Written request:
Below is a set of records. Repeat all of them exactly.

-------- Provided records --------

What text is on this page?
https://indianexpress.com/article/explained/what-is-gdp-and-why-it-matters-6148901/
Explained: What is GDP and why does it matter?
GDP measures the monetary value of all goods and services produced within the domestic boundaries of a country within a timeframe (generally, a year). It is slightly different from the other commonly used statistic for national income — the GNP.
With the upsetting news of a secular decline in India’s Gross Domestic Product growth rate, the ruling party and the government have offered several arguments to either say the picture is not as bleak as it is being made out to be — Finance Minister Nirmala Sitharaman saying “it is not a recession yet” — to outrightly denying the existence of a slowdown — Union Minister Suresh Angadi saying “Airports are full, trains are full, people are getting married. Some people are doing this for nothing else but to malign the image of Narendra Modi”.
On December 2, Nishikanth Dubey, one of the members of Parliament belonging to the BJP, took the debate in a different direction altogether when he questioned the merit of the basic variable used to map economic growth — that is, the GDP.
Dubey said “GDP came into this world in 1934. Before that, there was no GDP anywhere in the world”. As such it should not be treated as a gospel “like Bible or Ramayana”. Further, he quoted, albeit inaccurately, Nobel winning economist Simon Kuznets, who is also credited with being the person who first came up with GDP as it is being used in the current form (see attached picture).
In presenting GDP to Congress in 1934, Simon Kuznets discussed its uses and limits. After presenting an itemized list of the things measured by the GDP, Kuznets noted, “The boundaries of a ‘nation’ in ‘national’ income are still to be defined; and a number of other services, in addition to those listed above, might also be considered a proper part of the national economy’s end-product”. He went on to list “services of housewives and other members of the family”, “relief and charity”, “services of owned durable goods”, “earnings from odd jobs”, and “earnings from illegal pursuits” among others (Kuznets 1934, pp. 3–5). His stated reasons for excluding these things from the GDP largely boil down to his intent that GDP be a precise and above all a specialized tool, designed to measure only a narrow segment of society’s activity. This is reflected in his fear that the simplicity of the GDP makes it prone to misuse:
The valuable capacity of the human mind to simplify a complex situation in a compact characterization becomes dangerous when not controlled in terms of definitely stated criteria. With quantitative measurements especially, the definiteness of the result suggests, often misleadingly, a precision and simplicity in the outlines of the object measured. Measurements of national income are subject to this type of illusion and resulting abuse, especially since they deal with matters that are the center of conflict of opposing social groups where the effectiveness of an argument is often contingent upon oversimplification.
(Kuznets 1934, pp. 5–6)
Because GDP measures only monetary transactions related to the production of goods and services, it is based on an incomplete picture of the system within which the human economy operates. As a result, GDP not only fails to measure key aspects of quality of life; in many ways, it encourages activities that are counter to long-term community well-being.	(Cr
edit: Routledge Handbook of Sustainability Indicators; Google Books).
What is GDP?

--------

Solution for this task:
What text is on this page?
https://indianexpress.com/article/explained/what-is-gdp-and-why-it-matters-6148901/
Explained: What is GDP and why does it matter?
GDP measures the monetary value of all goods and services produced within the domestic boundaries of a country within a timeframe (generally, a year). It is slightly different from the other commonly used statistic for national income — the GNP.
With the upsetting news of a secular decline in India’s Gross Domestic Product growth rate, the ruling party and the government have offered several arguments to either say the picture is not as bleak as it is being made out to be — Finance Minister Nirmala Sitharaman saying “it is not a recession yet” — to outrightly denying the existence of a slowdown — Union Minister Suresh Angadi saying “Airports are full, trains are full, people are getting married. Some people are doing this for nothing else but to malign the image of Narendra Modi”.
On December 2, Nishikanth Dubey, one of the members of Parliament belonging to the BJP, took the debate in a different direction altogether when he questioned the merit of the basic variable used to map economic growth — that is, the GDP.
Dubey said “GDP came into this world in 1934. Before that, there was no GDP anywhere in the world”. As such it should not be treated as a gospel “like Bible or Ramayana”. Further, he quoted, albeit inaccurately, Nobel winning economist Simon Kuznets, who is also credited with being the person who first came up with GDP as it is being used in the current form (see attached picture).
In presenting GDP to Congress in 1934, Simon Kuznets discussed its uses and limits. After presenting an itemized list of the things measured by the GDP, Kuznets noted, “The boundaries of a ‘nation’ in ‘national’ income are still to be defined; and a number of other services, in addition to those listed above, might also be considered a proper part of the national economy’s end-product”. He went on to list “services of housewives and other members of the family”, “relief and charity”, “services of owned durable goods”, “earnings from odd jobs”, and “earnings from illegal pursuits” among others (Kuznets 1934, pp. 3–5). His stated reasons for excluding these things from the GDP largely boil down to his intent that GDP be a precise and above all a specialized tool, designed to measure only a narrow segment of society’s activity. This is reflected in his fear that the simplicity of the GDP makes it prone to misuse:
The valuable capacity of the human mind to simplify a complex situation in a compact characterization becomes dangerous when not controlled in terms of definitely stated criteria. With quantitative measurements especially, the definiteness of the result suggests, often misleadingly, a precision and simplicity in the outlines of the object measured. Measurements of national income are subject to this type of illusion and resulting abuse, especially since they deal with matters that are the center of conflict of opposing social groups where the effectiveness of an argument is often contingent upon oversimplification.
(Kuznets 1934, pp. 5–6)
Because GDP measures only monetary transactions related to the production of goods and services, it is based on an incomplete picture of the system within which the human economy operates. As a result, GDP not only fails to measure key aspects of quality of life; in many ways, it encourages activities that are counter to long-term community well-being.	(Cr
edit: Routledge Handbook of Sustainability Indicators; Google Books).
What is GDP?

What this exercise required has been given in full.